Look through the data for the string "team". Copy every line where it is found.

Start of Exercise input

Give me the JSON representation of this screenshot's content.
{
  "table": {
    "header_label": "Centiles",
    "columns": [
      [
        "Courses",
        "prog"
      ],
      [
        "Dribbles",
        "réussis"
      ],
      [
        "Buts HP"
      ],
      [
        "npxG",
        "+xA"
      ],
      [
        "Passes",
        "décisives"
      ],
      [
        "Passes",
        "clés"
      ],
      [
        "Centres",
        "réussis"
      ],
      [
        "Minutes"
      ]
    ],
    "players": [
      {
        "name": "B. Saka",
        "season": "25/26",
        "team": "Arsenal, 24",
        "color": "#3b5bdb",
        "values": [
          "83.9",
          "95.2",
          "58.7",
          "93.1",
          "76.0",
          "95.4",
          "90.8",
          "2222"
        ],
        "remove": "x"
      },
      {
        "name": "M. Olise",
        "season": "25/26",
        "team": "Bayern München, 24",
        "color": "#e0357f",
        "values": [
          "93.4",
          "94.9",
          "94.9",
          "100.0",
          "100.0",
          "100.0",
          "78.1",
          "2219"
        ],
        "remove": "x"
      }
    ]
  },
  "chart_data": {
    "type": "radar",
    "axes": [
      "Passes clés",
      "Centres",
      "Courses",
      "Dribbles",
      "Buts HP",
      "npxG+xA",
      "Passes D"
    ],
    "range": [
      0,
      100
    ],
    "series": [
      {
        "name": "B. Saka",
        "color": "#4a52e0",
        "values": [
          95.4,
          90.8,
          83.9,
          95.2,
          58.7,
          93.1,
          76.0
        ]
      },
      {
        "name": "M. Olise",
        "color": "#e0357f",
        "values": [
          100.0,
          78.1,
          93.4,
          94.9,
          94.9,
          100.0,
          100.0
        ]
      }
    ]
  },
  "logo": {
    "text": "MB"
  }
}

End of Exercise input

> Full response
        "team": "Arsenal, 24",
        "team": "Bayern München, 24",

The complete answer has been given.